Items listed in a dataset
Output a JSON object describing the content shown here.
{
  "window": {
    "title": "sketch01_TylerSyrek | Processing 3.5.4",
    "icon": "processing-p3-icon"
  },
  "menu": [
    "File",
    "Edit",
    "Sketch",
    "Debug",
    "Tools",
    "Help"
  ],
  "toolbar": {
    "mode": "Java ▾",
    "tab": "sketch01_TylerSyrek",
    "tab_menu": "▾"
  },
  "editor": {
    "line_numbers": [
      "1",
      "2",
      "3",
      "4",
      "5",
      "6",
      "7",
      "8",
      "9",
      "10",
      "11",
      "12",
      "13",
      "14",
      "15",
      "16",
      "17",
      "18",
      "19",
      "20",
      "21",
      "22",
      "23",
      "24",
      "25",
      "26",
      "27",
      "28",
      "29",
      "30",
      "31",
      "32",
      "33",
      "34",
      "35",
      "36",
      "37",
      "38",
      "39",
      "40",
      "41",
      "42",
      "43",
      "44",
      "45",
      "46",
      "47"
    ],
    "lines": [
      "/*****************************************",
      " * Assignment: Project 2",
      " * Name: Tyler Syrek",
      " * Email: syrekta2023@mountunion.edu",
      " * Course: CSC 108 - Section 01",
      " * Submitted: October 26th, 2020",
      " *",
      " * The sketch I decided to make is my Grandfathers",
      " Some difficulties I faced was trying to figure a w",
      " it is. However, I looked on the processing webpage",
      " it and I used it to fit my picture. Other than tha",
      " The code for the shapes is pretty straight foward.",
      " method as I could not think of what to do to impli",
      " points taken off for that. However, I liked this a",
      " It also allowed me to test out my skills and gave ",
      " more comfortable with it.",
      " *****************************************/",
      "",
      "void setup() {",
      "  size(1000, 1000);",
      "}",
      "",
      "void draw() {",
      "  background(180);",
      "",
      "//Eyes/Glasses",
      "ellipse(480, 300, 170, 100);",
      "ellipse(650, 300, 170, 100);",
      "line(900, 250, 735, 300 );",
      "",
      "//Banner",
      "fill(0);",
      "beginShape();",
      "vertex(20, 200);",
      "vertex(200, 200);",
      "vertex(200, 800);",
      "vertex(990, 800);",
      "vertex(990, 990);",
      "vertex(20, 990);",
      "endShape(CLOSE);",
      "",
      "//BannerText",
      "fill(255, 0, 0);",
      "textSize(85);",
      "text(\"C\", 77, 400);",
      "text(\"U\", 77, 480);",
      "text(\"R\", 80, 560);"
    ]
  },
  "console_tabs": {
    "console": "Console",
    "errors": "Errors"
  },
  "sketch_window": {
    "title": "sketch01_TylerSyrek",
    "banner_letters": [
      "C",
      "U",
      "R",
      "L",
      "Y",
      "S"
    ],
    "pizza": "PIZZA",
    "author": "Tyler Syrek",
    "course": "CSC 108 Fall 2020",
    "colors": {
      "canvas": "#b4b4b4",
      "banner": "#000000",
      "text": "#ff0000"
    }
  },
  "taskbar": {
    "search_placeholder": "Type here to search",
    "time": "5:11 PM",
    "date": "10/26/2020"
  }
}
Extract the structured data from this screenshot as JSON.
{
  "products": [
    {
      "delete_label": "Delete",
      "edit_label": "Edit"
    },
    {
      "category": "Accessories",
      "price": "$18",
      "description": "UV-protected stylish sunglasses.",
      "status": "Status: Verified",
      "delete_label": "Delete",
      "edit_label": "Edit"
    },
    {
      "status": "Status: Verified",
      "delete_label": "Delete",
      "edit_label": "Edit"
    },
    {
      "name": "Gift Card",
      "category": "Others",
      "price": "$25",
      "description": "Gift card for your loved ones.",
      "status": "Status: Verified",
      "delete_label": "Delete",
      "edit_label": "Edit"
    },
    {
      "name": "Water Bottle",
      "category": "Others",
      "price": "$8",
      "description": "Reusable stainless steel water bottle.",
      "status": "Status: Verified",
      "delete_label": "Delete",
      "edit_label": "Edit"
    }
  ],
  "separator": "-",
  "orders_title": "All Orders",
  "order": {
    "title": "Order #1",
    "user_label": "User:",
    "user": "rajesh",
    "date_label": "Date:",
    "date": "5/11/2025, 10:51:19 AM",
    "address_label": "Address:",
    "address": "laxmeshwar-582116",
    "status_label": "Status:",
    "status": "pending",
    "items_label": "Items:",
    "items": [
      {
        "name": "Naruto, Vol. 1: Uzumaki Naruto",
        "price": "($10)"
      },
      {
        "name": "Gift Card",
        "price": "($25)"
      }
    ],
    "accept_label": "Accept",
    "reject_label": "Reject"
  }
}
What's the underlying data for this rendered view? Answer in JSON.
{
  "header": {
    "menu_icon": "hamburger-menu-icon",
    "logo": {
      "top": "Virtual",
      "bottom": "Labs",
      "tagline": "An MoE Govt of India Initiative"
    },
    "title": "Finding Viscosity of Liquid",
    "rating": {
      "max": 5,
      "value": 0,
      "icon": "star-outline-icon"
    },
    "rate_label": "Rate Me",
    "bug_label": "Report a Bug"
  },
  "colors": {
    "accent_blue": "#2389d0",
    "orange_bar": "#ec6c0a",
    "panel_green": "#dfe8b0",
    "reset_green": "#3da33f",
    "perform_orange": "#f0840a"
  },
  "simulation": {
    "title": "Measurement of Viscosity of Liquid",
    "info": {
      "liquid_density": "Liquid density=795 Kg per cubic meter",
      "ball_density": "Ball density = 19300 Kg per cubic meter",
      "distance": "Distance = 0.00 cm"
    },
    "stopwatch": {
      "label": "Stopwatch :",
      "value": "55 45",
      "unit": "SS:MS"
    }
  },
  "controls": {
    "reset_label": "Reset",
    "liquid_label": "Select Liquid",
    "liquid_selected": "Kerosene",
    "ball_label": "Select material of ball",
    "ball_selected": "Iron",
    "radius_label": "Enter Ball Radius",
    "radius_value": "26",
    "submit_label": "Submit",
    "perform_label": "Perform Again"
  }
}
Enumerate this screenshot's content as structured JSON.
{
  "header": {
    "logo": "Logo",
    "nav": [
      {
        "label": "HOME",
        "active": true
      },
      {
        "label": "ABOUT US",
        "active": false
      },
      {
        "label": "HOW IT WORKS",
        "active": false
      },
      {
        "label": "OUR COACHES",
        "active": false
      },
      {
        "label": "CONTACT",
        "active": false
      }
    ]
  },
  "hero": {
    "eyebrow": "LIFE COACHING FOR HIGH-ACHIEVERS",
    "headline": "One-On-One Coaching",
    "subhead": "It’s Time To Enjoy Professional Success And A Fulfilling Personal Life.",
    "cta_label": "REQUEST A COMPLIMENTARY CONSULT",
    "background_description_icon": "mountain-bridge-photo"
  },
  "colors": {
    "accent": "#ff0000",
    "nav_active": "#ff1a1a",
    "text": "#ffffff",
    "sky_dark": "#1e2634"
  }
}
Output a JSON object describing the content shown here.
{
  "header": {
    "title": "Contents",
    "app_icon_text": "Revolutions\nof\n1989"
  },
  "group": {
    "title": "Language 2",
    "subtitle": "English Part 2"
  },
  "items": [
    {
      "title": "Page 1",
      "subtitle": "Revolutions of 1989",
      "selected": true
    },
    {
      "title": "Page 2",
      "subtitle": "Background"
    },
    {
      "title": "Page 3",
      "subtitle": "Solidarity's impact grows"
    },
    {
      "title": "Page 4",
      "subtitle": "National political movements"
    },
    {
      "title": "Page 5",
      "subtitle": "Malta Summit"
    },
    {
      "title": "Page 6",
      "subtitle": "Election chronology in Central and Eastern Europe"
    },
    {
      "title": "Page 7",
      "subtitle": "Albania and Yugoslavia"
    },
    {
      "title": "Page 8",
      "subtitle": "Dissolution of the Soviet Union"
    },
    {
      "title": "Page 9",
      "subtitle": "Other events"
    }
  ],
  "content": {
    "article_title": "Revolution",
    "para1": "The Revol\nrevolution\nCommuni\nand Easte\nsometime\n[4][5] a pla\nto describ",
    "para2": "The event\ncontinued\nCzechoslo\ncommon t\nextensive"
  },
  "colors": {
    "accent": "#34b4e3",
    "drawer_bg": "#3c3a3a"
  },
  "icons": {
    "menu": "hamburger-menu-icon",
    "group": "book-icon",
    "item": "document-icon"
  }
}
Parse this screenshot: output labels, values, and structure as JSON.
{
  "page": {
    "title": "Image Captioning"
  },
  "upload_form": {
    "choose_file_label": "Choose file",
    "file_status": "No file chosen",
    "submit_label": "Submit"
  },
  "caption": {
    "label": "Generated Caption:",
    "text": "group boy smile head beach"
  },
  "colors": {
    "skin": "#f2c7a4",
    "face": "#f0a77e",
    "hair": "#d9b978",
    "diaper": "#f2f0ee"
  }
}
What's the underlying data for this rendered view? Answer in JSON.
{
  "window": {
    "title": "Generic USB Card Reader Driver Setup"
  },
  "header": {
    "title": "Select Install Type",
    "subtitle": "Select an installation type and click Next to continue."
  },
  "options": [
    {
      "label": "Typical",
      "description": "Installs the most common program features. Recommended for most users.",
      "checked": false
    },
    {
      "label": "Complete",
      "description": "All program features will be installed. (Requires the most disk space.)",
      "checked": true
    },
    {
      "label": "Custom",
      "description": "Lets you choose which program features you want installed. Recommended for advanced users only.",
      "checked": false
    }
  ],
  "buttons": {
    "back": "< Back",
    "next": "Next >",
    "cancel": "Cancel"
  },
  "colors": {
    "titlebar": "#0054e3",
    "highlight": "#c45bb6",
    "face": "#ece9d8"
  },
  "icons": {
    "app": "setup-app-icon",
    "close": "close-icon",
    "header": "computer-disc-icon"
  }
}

(WRITTEN TASK):
Reply with the number of lines in the data that include the string "However" and nothing else.

(OUTPUT BELOW):
2